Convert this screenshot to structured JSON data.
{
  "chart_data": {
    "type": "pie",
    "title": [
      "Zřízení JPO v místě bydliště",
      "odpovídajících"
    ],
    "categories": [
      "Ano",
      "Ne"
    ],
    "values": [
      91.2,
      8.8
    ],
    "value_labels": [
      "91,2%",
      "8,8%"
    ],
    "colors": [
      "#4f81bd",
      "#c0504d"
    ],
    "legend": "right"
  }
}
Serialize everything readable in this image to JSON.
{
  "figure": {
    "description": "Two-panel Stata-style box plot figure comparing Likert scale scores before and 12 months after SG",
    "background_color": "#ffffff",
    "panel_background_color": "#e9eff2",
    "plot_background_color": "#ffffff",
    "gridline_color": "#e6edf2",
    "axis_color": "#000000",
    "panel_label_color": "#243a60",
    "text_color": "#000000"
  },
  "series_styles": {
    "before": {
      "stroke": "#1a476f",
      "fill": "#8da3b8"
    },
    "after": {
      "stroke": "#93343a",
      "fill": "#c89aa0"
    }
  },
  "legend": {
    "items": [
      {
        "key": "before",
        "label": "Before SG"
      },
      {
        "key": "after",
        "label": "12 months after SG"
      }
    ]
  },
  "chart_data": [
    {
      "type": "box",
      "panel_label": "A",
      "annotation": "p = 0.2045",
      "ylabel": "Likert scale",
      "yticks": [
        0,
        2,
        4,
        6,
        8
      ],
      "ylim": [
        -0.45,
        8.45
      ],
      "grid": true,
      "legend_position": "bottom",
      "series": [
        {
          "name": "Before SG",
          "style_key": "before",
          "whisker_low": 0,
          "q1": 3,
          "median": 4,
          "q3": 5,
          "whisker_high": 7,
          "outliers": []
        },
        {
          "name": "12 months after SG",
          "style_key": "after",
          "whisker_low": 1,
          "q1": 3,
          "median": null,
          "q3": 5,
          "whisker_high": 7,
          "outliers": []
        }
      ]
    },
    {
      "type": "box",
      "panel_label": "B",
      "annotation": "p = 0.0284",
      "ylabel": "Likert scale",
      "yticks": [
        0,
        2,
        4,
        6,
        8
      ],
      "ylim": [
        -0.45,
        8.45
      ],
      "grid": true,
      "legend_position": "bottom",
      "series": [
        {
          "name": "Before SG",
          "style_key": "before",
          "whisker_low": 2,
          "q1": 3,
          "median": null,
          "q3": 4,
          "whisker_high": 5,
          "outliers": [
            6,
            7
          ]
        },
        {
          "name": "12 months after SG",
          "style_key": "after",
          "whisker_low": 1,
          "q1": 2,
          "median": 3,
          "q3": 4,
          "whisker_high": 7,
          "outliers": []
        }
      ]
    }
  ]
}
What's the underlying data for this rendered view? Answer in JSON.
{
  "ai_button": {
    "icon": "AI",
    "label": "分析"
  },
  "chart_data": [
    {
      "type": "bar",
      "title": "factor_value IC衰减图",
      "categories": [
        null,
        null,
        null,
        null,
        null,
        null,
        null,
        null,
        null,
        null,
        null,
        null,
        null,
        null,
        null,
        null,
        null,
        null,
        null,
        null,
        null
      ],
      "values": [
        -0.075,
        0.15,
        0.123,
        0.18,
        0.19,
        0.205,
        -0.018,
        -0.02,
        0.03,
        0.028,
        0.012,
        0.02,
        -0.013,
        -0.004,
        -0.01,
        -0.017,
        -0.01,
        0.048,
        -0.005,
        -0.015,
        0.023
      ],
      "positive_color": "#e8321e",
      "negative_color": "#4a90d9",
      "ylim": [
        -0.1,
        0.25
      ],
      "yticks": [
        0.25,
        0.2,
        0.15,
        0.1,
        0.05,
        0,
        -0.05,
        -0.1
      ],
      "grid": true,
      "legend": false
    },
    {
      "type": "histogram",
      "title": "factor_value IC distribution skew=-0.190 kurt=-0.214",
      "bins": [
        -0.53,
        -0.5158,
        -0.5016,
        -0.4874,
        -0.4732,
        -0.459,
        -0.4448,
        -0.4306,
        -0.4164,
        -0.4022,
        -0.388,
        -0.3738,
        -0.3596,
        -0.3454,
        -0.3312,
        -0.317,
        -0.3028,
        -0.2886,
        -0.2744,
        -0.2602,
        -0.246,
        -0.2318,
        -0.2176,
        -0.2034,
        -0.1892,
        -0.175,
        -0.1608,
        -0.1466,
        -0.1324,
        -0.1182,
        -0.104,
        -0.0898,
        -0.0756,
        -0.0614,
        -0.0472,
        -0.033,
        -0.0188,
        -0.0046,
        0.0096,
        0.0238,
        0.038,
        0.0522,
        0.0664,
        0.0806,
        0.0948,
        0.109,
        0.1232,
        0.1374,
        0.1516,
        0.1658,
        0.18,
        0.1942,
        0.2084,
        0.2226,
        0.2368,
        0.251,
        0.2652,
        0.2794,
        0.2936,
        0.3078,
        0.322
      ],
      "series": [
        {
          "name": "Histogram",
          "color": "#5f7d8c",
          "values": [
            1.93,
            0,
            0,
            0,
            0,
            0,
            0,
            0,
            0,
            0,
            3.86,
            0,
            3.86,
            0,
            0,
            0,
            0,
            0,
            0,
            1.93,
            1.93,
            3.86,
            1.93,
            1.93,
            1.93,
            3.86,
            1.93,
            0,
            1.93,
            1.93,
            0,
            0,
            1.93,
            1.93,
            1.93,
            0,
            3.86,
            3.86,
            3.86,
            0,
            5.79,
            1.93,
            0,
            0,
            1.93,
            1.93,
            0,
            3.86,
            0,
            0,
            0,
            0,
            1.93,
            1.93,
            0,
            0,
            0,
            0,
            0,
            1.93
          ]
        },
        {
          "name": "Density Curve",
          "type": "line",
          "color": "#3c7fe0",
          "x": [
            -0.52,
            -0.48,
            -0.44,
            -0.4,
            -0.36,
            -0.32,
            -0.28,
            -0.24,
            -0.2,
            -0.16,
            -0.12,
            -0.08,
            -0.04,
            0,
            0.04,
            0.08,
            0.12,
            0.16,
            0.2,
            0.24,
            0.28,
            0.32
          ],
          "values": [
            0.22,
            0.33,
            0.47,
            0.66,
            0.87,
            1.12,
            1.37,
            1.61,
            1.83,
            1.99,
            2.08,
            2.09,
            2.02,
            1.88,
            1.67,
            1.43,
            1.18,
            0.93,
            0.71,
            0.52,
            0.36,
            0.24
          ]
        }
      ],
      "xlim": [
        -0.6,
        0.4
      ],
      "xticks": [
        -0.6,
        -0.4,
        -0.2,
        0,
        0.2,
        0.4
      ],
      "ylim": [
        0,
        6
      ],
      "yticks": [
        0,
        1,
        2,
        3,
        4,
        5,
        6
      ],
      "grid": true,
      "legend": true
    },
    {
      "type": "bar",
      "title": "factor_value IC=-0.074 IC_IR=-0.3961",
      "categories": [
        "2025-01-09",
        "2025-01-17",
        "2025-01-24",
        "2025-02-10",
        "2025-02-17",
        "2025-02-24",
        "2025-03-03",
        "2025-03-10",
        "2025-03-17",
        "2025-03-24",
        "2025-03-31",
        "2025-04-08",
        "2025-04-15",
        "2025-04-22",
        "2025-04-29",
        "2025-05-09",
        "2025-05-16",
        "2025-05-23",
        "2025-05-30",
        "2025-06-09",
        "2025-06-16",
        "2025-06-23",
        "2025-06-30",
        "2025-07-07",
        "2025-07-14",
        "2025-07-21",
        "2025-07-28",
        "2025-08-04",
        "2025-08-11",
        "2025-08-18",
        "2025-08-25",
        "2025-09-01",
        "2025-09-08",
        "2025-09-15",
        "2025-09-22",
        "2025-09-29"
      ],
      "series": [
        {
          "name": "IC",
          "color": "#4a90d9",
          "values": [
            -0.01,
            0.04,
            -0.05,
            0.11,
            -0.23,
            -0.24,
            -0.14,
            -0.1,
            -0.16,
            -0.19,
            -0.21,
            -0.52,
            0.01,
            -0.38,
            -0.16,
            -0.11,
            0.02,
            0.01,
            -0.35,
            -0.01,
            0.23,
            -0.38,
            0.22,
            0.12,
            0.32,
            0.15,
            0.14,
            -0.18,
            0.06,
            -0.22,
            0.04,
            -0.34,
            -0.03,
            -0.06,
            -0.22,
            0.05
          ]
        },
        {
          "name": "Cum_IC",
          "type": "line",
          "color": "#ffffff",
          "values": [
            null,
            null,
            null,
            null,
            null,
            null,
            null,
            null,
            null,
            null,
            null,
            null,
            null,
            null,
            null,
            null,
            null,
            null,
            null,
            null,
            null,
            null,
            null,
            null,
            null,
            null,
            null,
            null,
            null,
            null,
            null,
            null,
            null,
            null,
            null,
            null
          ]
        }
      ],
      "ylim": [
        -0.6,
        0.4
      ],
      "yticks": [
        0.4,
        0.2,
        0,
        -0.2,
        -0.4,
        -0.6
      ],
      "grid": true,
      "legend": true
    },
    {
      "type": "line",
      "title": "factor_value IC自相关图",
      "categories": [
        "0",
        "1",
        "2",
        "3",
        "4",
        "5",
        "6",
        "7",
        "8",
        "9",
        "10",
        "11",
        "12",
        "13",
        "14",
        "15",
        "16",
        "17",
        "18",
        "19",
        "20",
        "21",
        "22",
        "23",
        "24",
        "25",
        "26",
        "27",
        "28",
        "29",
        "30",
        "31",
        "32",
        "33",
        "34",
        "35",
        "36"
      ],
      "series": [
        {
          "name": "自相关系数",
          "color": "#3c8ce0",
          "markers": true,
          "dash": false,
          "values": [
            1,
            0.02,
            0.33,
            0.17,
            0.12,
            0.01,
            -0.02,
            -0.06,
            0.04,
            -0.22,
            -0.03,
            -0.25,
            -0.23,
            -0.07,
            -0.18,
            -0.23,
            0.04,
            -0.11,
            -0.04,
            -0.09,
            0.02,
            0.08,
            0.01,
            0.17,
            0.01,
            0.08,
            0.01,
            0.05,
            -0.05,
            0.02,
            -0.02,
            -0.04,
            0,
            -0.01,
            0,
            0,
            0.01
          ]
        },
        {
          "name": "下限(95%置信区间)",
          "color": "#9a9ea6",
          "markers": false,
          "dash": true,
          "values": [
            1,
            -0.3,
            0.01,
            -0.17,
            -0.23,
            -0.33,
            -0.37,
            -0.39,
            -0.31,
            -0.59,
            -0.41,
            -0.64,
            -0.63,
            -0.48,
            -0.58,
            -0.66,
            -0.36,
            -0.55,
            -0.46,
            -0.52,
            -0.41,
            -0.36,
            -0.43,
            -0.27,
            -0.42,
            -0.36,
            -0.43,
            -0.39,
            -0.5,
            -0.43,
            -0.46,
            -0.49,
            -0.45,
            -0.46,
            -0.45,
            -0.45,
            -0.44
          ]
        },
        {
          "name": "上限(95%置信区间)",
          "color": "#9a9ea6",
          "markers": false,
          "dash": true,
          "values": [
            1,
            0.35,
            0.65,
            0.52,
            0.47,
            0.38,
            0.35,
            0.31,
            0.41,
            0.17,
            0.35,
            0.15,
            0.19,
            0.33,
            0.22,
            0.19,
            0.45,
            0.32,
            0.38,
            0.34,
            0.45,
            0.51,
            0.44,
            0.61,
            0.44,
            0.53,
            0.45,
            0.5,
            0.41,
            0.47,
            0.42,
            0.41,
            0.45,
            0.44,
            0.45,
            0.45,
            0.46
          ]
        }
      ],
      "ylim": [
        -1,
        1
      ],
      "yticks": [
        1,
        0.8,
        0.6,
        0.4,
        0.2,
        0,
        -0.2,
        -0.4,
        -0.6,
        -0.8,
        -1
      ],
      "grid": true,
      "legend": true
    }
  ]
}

**Do this**
Read the lines above. Gather those in which the string "figure" is found.

**Written answer**
  "figure": {
    "description": "Two-panel Stata-style box plot figure comparing Likert scale scores before and 12 months after SG",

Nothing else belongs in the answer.